Rows from a figure dataset:
* * * *

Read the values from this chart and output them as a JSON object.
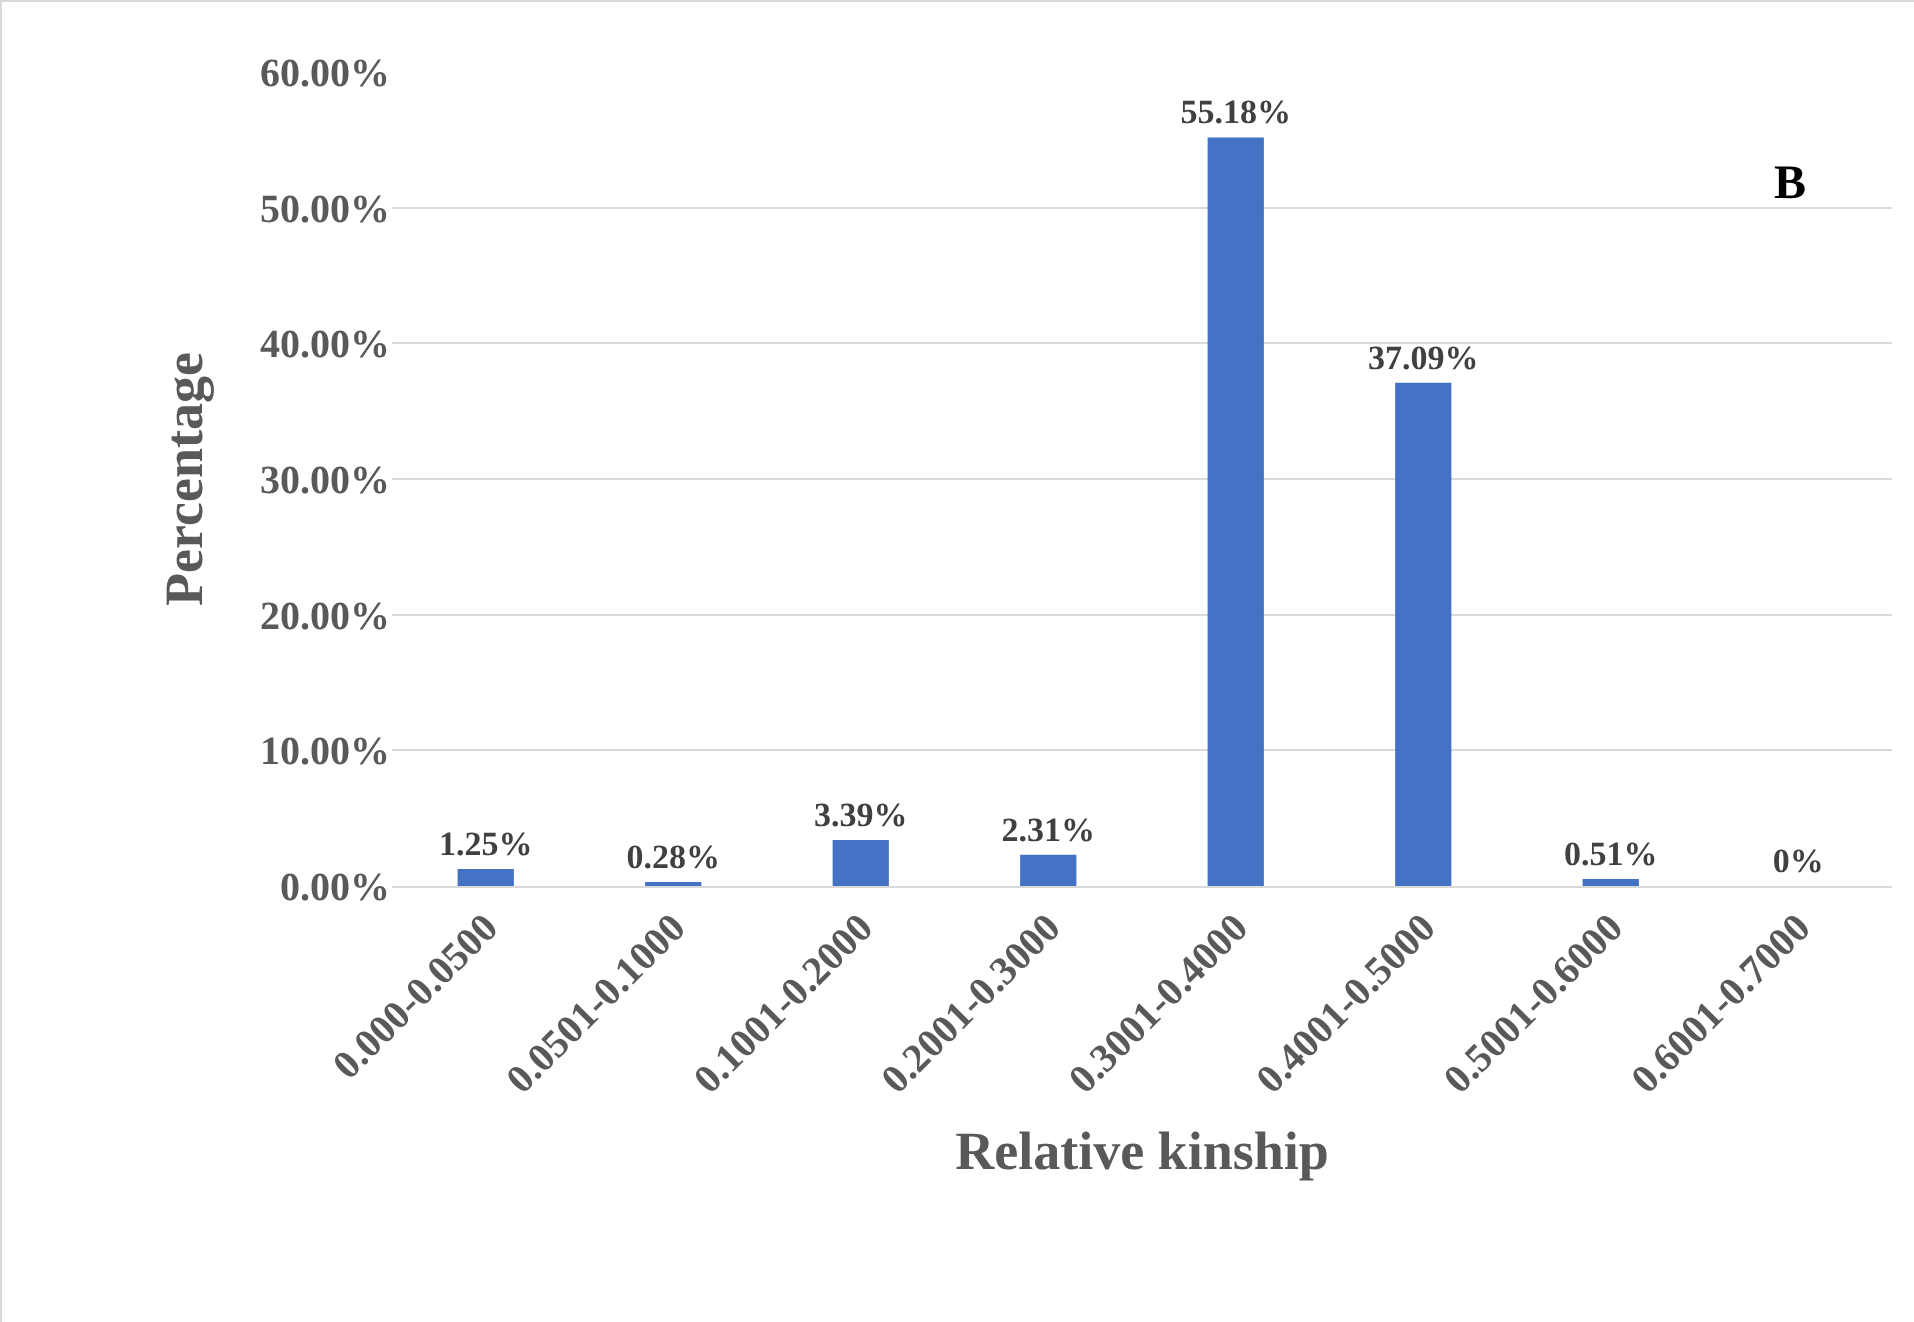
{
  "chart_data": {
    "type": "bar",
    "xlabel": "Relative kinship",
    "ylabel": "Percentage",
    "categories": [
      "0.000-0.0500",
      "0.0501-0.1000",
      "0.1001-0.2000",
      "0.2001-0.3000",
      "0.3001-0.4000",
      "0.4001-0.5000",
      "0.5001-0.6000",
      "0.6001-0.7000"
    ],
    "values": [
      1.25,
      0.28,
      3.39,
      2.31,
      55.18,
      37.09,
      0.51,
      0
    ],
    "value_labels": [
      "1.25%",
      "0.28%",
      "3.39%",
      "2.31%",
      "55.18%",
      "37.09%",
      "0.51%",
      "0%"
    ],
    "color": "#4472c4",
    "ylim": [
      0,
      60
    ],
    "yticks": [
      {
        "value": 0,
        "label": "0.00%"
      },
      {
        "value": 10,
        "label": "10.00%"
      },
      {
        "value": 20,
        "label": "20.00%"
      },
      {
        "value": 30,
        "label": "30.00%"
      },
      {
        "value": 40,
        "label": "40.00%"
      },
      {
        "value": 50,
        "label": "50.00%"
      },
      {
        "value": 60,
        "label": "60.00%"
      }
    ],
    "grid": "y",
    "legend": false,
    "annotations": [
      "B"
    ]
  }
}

* * * *

Exercise aim ▸
From the material above, copy each line that includes the word "values".

Solution to this task ▸
Read the values from this chart and output them as a JSON object.
    "values": [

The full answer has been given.